[begin ENTRIES]
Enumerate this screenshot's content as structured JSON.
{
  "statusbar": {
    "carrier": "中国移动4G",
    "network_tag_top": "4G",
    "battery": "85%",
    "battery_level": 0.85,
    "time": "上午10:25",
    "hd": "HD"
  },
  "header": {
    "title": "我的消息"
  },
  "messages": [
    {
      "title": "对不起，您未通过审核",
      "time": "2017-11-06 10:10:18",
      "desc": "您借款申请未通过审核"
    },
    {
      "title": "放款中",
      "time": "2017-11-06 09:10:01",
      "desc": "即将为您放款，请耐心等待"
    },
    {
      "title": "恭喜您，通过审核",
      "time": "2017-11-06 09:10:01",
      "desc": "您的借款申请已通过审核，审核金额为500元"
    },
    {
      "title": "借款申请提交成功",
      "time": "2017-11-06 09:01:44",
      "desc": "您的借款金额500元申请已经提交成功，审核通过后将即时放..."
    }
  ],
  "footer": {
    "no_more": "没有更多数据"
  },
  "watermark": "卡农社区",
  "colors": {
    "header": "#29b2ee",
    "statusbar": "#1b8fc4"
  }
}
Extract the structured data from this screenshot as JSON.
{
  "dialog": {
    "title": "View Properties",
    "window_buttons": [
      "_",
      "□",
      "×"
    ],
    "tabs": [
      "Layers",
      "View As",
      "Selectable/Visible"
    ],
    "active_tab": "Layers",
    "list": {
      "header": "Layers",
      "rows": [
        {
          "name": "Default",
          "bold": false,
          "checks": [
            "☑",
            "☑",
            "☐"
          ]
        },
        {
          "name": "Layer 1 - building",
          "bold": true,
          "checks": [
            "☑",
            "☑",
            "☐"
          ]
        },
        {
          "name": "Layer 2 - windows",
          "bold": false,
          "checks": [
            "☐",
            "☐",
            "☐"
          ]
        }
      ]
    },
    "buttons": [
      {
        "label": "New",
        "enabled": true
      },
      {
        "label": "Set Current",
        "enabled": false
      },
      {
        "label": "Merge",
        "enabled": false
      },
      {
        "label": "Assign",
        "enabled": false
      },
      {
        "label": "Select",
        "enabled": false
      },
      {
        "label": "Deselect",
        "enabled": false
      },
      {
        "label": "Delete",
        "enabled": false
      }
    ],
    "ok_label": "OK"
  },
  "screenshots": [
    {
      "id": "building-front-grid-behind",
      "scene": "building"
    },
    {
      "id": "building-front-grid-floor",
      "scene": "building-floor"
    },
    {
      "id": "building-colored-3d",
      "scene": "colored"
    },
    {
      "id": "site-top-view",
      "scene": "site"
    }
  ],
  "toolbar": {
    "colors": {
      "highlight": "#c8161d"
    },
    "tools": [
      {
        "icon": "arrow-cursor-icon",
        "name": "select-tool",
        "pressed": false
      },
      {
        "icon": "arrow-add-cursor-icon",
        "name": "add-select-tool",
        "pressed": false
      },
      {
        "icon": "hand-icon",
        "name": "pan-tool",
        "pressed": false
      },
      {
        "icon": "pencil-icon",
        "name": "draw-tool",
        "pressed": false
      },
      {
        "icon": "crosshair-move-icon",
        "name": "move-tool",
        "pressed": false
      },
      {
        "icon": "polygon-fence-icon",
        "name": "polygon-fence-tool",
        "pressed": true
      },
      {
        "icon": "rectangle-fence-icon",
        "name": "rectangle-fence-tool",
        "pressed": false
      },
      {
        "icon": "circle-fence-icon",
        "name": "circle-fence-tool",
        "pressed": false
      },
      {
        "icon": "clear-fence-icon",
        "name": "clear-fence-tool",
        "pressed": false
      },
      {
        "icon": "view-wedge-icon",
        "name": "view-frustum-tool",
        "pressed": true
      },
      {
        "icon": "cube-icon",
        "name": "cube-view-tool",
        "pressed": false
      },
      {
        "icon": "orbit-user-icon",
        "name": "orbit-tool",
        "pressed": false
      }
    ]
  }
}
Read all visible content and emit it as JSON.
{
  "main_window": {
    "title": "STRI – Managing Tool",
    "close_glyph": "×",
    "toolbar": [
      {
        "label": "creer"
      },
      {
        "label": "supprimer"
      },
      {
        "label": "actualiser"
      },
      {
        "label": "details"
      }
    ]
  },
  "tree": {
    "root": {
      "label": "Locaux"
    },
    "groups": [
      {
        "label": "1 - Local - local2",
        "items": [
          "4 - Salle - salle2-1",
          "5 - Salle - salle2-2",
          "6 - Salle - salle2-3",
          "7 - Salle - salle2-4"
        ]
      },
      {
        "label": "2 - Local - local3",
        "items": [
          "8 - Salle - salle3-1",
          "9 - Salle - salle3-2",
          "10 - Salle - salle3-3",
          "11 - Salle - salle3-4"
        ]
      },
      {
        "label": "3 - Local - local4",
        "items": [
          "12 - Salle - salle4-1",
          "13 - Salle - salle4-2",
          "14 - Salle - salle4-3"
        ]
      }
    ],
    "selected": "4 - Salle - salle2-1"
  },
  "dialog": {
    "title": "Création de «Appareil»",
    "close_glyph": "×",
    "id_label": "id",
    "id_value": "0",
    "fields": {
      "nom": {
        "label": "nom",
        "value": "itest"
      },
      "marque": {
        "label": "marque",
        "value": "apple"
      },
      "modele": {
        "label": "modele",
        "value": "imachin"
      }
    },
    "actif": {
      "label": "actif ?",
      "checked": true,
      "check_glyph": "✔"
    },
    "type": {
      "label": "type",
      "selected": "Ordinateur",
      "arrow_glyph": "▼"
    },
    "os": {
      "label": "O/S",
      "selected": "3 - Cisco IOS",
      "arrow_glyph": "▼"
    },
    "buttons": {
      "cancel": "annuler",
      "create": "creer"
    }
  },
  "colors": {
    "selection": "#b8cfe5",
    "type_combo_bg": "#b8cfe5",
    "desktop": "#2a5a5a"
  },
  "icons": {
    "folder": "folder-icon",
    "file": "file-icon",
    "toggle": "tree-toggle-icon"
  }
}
[end ENTRIES]
- STATED TASK
Print every line of the records exactly. Omit nothing.

- SOLUTION TO THE PROBLEM
Enumerate this screenshot's content as structured JSON.
{
  "statusbar": {
    "carrier": "中国移动4G",
    "network_tag_top": "4G",
    "battery": "85%",
    "battery_level": 0.85,
    "time": "上午10:25",
    "hd": "HD"
  },
  "header": {
    "title": "我的消息"
  },
  "messages": [
    {
      "title": "对不起，您未通过审核",
      "time": "2017-11-06 10:10:18",
      "desc": "您借款申请未通过审核"
    },
    {
      "title": "放款中",
      "time": "2017-11-06 09:10:01",
      "desc": "即将为您放款，请耐心等待"
    },
    {
      "title": "恭喜您，通过审核",
      "time": "2017-11-06 09:10:01",
      "desc": "您的借款申请已通过审核，审核金额为500元"
    },
    {
      "title": "借款申请提交成功",
      "time": "2017-11-06 09:01:44",
      "desc": "您的借款金额500元申请已经提交成功，审核通过后将即时放..."
    }
  ],
  "footer": {
    "no_more": "没有更多数据"
  },
  "watermark": "卡农社区",
  "colors": {
    "header": "#29b2ee",
    "statusbar": "#1b8fc4"
  }
}
Extract the structured data from this screenshot as JSON.
{
  "dialog": {
    "title": "View Properties",
    "window_buttons": [
      "_",
      "□",
      "×"
    ],
    "tabs": [
      "Layers",
      "View As",
      "Selectable/Visible"
    ],
    "active_tab": "Layers",
    "list": {
      "header": "Layers",
      "rows": [
        {
          "name": "Default",
          "bold": false,
          "checks": [
            "☑",
            "☑",
            "☐"
          ]
        },
        {
          "name": "Layer 1 - building",
          "bold": true,
          "checks": [
            "☑",
            "☑",
            "☐"
          ]
        },
        {
          "name": "Layer 2 - windows",
          "bold": false,
          "checks": [
            "☐",
            "☐",
            "☐"
          ]
        }
      ]
    },
    "buttons": [
      {
        "label": "New",
        "enabled": true
      },
      {
        "label": "Set Current",
        "enabled": false
      },
      {
        "label": "Merge",
        "enabled": false
      },
      {
        "label": "Assign",
        "enabled": false
      },
      {
        "label": "Select",
        "enabled": false
      },
      {
        "label": "Deselect",
        "enabled": false
      },
      {
        "label": "Delete",
        "enabled": false
      }
    ],
    "ok_label": "OK"
  },
  "screenshots": [
    {
      "id": "building-front-grid-behind",
      "scene": "building"
    },
    {
      "id": "building-front-grid-floor",
      "scene": "building-floor"
    },
    {
      "id": "building-colored-3d",
      "scene": "colored"
    },
    {
      "id": "site-top-view",
      "scene": "site"
    }
  ],
  "toolbar": {
    "colors": {
      "highlight": "#c8161d"
    },
    "tools": [
      {
        "icon": "arrow-cursor-icon",
        "name": "select-tool",
        "pressed": false
      },
      {
        "icon": "arrow-add-cursor-icon",
        "name": "add-select-tool",
        "pressed": false
      },
      {
        "icon": "hand-icon",
        "name": "pan-tool",
        "pressed": false
      },
      {
        "icon": "pencil-icon",
        "name": "draw-tool",
        "pressed": false
      },
      {
        "icon": "crosshair-move-icon",
        "name": "move-tool",
        "pressed": false
      },
      {
        "icon": "polygon-fence-icon",
        "name": "polygon-fence-tool",
        "pressed": true
      },
      {
        "icon": "rectangle-fence-icon",
        "name": "rectangle-fence-tool",
        "pressed": false
      },
      {
        "icon": "circle-fence-icon",
        "name": "circle-fence-tool",
        "pressed": false
      },
      {
        "icon": "clear-fence-icon",
        "name": "clear-fence-tool",
        "pressed": false
      },
      {
        "icon": "view-wedge-icon",
        "name": "view-frustum-tool",
        "pressed": true
      },
      {
        "icon": "cube-icon",
        "name": "cube-view-tool",
        "pressed": false
      },
      {
        "icon": "orbit-user-icon",
        "name": "orbit-tool",
        "pressed": false
      }
    ]
  }
}
Read all visible content and emit it as JSON.
{
  "main_window": {
    "title": "STRI – Managing Tool",
    "close_glyph": "×",
    "toolbar": [
      {
        "label": "creer"
      },
      {
        "label": "supprimer"
      },
      {
        "label": "actualiser"
      },
      {
        "label": "details"
      }
    ]
  },
  "tree": {
    "root": {
      "label": "Locaux"
    },
    "groups": [
      {
        "label": "1 - Local - local2",
        "items": [
          "4 - Salle - salle2-1",
          "5 - Salle - salle2-2",
          "6 - Salle - salle2-3",
          "7 - Salle - salle2-4"
        ]
      },
      {
        "label": "2 - Local - local3",
        "items": [
          "8 - Salle - salle3-1",
          "9 - Salle - salle3-2",
          "10 - Salle - salle3-3",
          "11 - Salle - salle3-4"
        ]
      },
      {
        "label": "3 - Local - local4",
        "items": [
          "12 - Salle - salle4-1",
          "13 - Salle - salle4-2",
          "14 - Salle - salle4-3"
        ]
      }
    ],
    "selected": "4 - Salle - salle2-1"
  },
  "dialog": {
    "title": "Création de «Appareil»",
    "close_glyph": "×",
    "id_label": "id",
    "id_value": "0",
    "fields": {
      "nom": {
        "label": "nom",
        "value": "itest"
      },
      "marque": {
        "label": "marque",
        "value": "apple"
      },
      "modele": {
        "label": "modele",
        "value": "imachin"
      }
    },
    "actif": {
      "label": "actif ?",
      "checked": true,
      "check_glyph": "✔"
    },
    "type": {
      "label": "type",
      "selected": "Ordinateur",
      "arrow_glyph": "▼"
    },
    "os": {
      "label": "O/S",
      "selected": "3 - Cisco IOS",
      "arrow_glyph": "▼"
    },
    "buttons": {
      "cancel": "annuler",
      "create": "creer"
    }
  },
  "colors": {
    "selection": "#b8cfe5",
    "type_combo_bg": "#b8cfe5",
    "desktop": "#2a5a5a"
  },
  "icons": {
    "folder": "folder-icon",
    "file": "file-icon",
    "toggle": "tree-toggle-icon"
  }
}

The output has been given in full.